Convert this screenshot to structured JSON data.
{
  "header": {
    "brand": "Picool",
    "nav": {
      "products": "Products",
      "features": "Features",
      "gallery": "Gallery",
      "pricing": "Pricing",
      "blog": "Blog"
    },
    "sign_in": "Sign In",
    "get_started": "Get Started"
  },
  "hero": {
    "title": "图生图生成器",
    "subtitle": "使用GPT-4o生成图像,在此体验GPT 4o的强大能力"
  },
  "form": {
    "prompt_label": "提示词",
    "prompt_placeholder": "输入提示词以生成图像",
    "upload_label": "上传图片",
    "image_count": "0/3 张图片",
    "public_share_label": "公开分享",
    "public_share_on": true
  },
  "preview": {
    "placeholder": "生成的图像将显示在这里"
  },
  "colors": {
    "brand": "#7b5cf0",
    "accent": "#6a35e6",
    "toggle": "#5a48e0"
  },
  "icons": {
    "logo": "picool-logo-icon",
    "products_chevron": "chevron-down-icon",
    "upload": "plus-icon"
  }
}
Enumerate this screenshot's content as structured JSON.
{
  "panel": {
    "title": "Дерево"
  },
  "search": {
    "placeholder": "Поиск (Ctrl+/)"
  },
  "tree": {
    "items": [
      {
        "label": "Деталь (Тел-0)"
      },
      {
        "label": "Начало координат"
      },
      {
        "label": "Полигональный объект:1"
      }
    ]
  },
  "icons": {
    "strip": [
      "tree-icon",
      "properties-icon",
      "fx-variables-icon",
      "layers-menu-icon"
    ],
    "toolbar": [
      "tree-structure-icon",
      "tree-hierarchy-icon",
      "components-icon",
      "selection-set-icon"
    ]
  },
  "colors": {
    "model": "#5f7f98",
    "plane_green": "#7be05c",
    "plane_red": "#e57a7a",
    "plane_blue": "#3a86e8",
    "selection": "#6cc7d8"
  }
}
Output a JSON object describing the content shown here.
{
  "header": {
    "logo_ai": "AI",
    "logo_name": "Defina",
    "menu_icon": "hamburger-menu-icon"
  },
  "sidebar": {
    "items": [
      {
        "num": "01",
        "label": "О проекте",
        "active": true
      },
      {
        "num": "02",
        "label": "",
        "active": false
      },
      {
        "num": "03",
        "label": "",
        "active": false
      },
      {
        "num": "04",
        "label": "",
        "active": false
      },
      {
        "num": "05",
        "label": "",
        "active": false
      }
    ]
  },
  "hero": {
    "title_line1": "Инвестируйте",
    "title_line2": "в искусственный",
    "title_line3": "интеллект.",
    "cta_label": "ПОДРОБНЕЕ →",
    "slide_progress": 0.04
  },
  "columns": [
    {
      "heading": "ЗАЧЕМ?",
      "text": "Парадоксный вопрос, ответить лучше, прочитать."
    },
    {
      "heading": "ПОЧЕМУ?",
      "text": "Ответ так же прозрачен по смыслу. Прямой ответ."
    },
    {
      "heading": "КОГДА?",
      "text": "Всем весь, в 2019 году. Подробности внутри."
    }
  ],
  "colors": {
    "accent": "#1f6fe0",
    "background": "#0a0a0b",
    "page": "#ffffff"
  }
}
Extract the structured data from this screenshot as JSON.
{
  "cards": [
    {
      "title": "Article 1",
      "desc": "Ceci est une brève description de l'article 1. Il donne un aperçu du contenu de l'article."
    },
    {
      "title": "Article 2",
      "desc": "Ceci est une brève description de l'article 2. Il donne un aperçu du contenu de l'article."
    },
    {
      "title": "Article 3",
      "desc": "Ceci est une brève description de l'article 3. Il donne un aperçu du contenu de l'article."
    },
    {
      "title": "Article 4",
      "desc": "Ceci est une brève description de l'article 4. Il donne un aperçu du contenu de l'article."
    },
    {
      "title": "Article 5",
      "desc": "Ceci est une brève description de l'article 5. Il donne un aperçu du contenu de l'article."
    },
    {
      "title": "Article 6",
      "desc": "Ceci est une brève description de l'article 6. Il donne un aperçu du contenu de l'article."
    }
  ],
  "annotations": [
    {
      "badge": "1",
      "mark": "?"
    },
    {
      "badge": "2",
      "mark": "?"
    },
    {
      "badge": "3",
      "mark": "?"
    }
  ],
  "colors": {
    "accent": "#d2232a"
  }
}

• • • • •

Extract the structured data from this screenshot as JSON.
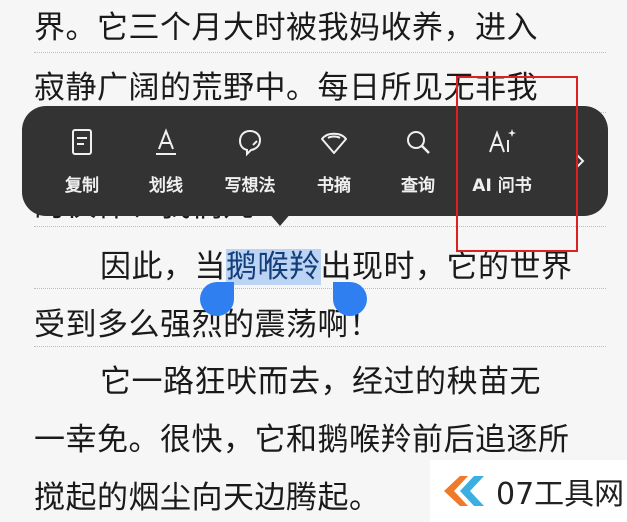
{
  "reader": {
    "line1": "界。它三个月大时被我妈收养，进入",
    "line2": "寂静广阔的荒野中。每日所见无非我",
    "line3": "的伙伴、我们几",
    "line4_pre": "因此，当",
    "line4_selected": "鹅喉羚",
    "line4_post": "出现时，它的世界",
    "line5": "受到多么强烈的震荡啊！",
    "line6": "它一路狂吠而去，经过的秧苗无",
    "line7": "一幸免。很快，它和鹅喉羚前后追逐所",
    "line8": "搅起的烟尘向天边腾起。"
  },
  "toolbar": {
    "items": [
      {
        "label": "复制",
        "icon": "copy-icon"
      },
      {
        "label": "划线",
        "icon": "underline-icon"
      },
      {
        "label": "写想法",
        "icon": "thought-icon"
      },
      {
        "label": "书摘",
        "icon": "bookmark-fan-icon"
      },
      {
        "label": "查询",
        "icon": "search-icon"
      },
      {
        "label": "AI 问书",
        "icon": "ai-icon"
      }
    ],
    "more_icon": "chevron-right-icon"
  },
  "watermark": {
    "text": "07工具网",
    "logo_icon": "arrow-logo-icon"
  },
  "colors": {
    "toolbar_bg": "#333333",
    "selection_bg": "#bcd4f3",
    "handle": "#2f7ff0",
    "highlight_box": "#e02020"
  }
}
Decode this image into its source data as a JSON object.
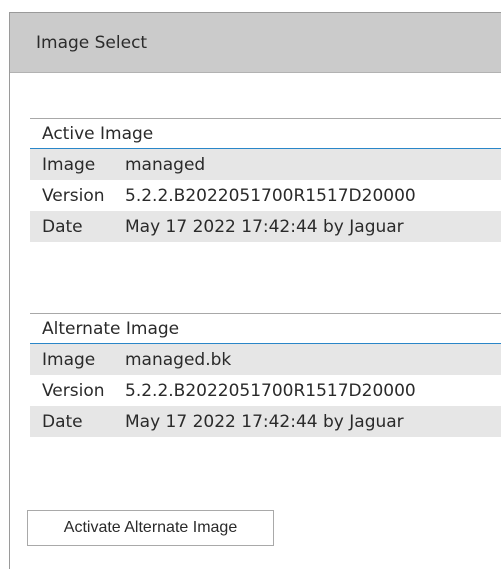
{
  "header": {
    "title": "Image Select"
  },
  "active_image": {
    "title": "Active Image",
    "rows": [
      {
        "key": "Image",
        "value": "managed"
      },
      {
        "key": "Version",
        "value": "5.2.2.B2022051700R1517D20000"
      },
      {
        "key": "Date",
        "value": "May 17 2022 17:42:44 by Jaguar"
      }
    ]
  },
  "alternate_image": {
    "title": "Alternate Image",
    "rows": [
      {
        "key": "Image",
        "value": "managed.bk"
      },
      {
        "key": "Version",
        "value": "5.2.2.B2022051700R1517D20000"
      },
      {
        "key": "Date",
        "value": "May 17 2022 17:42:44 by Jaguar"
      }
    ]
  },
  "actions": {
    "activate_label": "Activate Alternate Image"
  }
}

• • • • •

Track down every line of the material containing the string "data", and copy it.

Convert this screenshot to structured JSON data.
Extract the structured data from this screenshot as JSON.
Extract the structured data from this screenshot as JSON.
Decode this image into its source data as a JSON object.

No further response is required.